Exercise inputs >>

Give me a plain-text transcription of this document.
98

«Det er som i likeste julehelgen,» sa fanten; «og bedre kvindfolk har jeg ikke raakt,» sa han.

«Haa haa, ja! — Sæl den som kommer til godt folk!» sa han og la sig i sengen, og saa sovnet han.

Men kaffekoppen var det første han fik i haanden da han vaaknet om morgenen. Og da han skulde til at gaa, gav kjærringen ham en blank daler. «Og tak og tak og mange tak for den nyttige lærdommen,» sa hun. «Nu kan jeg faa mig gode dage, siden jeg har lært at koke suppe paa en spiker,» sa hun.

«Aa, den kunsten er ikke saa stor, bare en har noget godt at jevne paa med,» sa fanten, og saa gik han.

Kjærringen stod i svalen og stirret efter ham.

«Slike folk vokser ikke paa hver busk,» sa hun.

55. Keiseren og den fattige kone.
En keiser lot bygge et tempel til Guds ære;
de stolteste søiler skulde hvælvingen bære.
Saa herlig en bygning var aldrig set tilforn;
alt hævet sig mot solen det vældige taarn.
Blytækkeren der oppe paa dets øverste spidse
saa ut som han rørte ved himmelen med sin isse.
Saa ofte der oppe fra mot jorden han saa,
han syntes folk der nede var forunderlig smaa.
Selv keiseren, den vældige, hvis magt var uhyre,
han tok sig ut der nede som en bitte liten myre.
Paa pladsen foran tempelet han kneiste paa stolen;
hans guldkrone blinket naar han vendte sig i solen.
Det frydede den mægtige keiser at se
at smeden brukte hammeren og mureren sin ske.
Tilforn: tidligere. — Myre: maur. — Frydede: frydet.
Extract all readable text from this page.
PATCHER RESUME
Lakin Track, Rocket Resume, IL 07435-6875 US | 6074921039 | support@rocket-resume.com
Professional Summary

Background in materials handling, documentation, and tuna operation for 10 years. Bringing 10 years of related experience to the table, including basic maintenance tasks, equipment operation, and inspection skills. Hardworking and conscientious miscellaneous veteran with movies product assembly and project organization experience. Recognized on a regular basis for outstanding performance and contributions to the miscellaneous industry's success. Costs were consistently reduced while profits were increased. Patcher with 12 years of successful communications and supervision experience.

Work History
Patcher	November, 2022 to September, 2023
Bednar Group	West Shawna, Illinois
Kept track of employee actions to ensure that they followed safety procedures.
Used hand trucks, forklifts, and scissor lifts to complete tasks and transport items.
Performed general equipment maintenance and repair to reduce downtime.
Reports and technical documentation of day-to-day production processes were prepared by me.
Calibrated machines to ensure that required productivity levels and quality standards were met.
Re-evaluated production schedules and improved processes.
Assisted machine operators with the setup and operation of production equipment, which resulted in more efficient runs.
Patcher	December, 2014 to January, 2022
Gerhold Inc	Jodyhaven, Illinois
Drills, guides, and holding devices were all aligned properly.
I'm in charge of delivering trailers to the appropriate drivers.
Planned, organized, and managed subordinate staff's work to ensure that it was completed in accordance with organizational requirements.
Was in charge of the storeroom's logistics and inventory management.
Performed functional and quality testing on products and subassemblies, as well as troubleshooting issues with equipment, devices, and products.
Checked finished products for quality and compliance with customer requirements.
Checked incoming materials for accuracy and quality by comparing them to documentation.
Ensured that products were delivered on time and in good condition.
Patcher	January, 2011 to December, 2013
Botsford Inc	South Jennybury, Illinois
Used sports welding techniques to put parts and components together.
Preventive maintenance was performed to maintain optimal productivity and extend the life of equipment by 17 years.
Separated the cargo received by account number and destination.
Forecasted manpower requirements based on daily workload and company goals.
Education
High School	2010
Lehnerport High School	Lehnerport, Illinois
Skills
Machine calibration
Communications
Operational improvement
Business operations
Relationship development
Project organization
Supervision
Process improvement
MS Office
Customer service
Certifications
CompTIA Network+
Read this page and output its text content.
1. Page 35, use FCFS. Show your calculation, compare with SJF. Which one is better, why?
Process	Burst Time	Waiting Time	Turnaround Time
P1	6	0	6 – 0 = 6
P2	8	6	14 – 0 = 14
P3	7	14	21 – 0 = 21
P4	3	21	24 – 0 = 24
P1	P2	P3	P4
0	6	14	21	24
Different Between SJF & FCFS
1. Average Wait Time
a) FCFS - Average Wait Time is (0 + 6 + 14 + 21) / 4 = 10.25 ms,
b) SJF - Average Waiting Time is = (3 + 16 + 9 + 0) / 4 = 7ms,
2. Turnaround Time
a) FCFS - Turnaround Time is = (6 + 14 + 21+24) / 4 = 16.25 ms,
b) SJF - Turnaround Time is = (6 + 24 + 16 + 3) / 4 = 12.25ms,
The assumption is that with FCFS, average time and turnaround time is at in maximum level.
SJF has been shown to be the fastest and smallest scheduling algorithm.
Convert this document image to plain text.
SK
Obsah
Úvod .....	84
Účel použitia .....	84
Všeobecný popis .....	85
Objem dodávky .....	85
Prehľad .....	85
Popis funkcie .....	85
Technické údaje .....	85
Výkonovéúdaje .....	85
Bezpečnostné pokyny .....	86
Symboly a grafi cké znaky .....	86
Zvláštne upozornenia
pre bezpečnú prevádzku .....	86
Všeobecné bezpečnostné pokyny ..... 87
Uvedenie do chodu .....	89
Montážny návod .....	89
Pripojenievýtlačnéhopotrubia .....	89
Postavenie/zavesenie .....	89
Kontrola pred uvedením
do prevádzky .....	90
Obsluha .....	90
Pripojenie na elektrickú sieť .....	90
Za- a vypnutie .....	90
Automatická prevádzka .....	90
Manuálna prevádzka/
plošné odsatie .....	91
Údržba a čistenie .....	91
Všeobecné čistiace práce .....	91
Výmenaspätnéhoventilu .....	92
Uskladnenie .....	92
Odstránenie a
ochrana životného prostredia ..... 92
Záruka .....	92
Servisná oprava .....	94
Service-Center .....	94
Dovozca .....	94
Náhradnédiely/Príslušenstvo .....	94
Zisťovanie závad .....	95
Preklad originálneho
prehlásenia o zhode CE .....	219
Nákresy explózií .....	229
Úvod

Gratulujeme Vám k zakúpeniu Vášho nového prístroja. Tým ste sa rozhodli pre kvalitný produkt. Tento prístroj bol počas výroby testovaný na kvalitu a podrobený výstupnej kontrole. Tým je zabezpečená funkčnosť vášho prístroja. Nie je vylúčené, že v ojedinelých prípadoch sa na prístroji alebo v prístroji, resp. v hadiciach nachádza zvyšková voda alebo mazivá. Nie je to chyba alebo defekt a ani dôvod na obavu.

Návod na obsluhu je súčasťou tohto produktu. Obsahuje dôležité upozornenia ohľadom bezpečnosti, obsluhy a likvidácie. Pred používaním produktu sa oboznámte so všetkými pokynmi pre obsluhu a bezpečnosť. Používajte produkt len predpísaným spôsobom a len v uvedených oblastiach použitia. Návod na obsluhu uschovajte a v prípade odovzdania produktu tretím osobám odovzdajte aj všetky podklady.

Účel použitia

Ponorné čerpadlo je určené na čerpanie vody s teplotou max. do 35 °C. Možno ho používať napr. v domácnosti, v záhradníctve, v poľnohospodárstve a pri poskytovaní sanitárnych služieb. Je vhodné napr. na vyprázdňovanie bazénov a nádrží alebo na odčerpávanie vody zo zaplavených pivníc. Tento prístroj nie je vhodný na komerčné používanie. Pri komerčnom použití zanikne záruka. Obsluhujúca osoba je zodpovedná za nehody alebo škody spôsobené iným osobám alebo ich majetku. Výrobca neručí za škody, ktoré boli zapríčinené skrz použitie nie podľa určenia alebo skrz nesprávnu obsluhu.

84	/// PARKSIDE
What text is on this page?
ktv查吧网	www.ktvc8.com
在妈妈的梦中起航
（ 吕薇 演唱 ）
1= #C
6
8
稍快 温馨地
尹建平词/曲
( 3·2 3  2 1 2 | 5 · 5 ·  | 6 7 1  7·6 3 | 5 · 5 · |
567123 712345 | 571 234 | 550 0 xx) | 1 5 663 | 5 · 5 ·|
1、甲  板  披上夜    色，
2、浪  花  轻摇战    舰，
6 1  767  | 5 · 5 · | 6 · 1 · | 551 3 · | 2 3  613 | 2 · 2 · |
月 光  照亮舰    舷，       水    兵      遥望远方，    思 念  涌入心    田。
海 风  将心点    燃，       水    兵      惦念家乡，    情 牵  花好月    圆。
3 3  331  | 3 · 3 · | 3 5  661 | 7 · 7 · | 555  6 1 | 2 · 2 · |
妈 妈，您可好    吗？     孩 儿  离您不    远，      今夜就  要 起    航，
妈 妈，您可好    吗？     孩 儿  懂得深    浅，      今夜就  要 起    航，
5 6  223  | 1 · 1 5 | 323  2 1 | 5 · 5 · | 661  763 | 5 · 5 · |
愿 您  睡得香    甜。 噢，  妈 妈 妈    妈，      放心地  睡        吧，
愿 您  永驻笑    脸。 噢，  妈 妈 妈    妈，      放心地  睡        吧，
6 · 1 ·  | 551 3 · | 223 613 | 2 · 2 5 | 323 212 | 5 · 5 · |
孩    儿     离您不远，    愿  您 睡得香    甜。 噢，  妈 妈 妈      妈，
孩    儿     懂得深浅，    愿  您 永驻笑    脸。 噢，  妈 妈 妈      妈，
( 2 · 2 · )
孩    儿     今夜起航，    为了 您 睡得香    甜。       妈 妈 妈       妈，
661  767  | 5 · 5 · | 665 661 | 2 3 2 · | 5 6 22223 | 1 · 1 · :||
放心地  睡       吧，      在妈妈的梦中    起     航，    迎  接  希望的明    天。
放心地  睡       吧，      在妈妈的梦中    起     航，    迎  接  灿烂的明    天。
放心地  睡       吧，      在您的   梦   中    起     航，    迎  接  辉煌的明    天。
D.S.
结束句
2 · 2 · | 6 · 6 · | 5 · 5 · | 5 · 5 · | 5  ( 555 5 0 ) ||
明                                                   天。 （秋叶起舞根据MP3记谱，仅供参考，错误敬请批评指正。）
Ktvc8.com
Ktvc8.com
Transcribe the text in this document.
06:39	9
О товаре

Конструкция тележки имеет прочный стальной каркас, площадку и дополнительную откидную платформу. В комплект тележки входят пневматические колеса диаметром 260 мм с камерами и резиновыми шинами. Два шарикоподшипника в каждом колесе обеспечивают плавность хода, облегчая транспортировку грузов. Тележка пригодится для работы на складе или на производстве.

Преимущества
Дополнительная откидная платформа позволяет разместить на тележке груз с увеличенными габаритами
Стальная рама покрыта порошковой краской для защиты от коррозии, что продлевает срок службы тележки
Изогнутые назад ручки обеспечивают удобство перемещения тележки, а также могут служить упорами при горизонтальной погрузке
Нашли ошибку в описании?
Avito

Prompt >> Work out the count of lines containing the word "January", then write only that count.

Response below >> 2